start

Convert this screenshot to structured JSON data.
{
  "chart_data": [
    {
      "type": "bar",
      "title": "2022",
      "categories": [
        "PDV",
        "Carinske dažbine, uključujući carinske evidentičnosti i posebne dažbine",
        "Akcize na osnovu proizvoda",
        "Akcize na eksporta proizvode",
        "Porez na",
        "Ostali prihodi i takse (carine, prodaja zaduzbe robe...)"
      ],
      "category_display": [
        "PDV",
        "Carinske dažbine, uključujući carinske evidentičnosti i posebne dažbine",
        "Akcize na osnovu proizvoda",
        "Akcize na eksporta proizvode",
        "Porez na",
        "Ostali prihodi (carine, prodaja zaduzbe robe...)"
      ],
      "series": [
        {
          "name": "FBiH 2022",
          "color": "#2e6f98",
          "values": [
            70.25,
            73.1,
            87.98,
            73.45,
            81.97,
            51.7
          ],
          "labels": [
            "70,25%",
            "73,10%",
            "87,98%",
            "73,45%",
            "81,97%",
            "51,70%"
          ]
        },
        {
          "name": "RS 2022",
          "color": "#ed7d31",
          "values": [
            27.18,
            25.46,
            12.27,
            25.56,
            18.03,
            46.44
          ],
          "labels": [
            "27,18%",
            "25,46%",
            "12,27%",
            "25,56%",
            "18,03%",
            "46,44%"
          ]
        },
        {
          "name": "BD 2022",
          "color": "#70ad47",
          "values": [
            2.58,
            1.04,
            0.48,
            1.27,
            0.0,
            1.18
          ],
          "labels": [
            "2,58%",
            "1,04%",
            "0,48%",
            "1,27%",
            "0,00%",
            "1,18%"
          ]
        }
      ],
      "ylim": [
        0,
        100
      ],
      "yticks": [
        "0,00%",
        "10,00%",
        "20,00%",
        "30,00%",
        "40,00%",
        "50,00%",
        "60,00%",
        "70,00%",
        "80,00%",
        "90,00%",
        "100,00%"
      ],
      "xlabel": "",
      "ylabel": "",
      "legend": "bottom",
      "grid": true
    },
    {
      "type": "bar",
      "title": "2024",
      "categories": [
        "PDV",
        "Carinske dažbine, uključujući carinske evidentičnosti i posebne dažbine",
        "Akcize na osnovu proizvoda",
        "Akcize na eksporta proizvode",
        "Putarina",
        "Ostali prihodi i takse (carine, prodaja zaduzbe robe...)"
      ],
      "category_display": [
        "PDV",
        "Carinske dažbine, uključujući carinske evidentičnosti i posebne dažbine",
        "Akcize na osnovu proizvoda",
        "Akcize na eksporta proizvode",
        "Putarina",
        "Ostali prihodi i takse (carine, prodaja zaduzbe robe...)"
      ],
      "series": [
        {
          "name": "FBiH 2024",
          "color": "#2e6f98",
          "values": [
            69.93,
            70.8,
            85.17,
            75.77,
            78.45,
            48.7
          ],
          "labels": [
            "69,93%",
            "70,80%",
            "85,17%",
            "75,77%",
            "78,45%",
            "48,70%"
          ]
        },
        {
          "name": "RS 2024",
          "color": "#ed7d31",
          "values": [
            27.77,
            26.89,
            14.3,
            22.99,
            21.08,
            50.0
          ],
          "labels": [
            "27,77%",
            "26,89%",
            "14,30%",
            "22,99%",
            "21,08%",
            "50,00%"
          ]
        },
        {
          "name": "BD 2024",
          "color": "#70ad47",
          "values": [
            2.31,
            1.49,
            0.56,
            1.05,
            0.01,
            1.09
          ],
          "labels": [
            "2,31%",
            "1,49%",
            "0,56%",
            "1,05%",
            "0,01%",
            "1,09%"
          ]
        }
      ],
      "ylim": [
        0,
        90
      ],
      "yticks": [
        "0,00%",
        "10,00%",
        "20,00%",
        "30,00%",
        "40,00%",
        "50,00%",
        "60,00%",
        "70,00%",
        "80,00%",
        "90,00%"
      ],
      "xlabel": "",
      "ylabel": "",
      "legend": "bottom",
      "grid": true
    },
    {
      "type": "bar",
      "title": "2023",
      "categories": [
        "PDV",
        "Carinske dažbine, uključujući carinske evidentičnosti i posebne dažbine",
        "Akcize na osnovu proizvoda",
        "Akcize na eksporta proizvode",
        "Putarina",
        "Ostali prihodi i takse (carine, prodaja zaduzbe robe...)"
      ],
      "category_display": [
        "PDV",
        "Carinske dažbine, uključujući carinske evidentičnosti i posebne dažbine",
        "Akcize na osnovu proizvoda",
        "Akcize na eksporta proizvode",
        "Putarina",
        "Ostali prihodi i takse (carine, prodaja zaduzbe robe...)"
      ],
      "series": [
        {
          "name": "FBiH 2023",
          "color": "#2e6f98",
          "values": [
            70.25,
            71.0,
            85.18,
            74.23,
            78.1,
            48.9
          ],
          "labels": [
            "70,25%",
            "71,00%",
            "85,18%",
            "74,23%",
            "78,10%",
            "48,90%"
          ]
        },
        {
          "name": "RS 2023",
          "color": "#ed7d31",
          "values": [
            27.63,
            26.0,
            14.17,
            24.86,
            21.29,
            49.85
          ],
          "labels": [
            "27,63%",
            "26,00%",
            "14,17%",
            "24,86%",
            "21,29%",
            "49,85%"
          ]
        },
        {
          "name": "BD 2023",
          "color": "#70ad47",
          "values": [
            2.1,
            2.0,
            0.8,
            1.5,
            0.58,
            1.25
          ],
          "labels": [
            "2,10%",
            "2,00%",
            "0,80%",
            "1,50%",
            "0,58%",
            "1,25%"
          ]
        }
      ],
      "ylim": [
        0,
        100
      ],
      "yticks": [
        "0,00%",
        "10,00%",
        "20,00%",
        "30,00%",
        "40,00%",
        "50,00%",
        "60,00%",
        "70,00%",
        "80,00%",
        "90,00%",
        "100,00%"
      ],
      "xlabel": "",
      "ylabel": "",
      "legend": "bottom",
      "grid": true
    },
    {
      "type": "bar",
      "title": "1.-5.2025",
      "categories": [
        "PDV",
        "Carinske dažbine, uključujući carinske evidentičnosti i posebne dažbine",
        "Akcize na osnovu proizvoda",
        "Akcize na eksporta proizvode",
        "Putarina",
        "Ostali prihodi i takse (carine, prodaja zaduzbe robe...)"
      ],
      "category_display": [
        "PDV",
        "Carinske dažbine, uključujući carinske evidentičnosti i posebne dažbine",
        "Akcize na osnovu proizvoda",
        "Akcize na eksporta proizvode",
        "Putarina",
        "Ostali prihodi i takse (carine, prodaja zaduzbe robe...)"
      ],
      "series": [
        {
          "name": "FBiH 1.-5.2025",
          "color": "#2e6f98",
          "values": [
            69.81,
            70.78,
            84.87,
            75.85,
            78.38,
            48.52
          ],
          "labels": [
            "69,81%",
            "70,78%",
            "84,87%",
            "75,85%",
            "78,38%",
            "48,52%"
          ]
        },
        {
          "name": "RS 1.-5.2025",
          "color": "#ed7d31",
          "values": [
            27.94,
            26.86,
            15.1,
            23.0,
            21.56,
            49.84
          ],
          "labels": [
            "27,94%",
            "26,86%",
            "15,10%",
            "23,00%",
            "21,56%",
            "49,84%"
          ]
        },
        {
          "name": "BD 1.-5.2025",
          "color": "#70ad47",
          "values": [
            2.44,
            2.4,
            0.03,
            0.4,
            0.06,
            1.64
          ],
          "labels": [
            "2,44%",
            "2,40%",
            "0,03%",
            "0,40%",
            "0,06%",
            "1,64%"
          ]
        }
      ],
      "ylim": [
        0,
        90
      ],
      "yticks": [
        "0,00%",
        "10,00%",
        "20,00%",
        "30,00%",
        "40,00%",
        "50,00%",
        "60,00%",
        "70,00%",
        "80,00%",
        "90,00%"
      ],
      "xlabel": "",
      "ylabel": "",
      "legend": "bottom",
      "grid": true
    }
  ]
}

end
start

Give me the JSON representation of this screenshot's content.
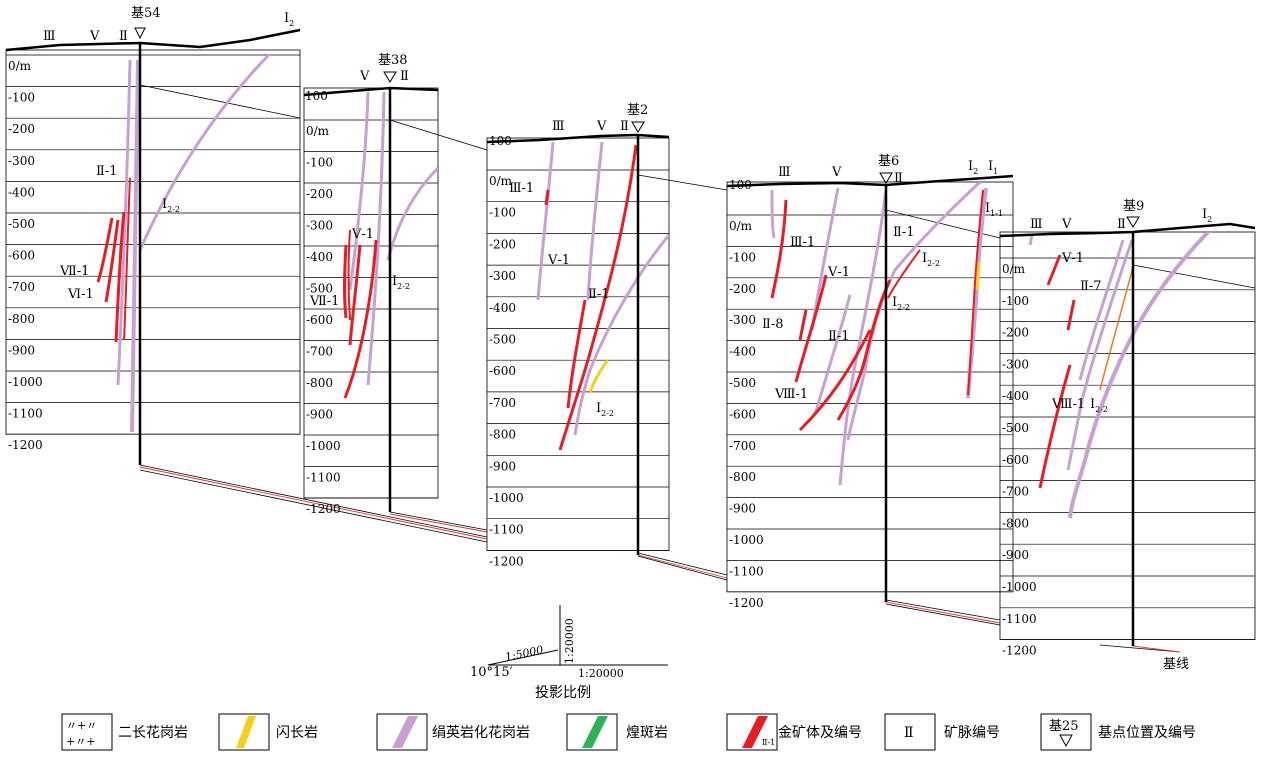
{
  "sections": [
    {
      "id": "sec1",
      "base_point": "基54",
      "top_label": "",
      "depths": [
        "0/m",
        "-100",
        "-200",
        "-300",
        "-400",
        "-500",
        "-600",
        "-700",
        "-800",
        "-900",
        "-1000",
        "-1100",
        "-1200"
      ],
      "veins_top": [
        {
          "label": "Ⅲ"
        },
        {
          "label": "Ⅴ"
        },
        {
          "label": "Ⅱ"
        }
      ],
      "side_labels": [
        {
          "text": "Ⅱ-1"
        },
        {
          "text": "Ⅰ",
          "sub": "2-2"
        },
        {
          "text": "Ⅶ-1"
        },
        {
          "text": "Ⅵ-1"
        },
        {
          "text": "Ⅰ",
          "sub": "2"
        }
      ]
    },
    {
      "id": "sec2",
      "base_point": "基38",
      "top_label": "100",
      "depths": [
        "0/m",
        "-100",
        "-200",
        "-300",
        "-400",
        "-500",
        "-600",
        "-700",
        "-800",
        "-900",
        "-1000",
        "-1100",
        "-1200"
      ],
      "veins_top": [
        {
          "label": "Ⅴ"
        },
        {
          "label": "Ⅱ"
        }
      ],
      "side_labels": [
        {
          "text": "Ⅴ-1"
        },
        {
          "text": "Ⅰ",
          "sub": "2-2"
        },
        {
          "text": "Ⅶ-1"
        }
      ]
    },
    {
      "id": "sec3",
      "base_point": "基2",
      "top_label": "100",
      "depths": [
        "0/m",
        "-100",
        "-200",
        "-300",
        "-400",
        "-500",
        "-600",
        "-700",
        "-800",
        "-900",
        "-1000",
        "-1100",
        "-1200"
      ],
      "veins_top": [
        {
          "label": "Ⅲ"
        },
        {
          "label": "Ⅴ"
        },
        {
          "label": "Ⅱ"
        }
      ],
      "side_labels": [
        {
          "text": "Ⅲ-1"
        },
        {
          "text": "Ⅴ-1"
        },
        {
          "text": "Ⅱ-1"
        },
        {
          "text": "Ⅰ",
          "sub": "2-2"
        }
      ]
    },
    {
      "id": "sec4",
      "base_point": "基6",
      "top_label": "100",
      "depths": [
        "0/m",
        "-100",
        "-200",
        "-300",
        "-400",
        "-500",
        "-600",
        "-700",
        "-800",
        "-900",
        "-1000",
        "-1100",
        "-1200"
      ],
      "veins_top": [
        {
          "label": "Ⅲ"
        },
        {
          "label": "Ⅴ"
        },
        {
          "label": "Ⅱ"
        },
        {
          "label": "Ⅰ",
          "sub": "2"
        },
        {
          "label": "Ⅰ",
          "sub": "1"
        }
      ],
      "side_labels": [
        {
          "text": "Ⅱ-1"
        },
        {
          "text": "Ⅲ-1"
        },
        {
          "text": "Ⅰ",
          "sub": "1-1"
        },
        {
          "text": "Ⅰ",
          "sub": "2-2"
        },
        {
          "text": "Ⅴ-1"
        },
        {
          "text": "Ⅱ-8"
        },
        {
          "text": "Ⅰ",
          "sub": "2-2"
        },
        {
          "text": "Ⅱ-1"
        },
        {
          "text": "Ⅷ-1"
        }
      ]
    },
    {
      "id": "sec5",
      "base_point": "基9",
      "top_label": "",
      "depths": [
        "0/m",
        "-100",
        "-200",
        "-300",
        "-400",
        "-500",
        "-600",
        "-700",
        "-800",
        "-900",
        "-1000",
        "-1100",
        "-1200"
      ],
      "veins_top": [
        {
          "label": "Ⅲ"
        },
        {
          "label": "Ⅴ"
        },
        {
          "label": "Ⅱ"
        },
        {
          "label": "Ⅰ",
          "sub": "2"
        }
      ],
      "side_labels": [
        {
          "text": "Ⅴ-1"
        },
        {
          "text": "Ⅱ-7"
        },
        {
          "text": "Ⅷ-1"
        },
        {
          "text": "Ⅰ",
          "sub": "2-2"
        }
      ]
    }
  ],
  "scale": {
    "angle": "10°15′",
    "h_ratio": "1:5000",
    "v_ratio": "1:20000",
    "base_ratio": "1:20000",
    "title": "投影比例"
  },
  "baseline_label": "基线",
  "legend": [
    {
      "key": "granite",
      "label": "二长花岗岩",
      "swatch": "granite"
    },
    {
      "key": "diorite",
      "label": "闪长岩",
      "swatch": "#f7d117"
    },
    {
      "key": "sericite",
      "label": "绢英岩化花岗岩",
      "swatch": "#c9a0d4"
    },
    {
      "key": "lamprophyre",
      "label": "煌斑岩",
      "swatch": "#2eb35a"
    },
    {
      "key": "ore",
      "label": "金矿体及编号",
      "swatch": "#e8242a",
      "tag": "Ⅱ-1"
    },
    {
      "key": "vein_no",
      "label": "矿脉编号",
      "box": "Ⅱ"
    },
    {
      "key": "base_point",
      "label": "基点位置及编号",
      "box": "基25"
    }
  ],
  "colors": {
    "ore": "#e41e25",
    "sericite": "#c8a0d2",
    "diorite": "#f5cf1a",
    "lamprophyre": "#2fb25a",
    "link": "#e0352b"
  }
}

end
start

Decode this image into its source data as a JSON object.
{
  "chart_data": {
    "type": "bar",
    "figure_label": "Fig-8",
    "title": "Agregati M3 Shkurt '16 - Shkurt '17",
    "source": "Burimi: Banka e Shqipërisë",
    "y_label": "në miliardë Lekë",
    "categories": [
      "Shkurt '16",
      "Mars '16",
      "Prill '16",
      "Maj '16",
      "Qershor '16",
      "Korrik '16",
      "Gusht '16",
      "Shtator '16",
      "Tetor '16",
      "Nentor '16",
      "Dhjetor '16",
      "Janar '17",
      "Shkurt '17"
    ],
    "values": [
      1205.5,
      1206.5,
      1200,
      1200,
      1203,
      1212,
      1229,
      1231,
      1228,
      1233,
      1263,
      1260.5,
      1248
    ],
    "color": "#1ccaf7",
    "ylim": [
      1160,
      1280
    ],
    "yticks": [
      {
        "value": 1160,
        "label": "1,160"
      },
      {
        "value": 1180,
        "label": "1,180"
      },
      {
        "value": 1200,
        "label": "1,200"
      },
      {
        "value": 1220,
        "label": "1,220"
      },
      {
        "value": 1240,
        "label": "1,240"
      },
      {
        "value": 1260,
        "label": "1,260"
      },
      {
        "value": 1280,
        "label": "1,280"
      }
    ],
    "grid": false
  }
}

end

Task instructions: Return every line holding the word "FBiH" from the records.

Result below:
          "name": "FBiH 2022",
          "name": "FBiH 2024",
          "name": "FBiH 2023",
          "name": "FBiH 1.-5.2025",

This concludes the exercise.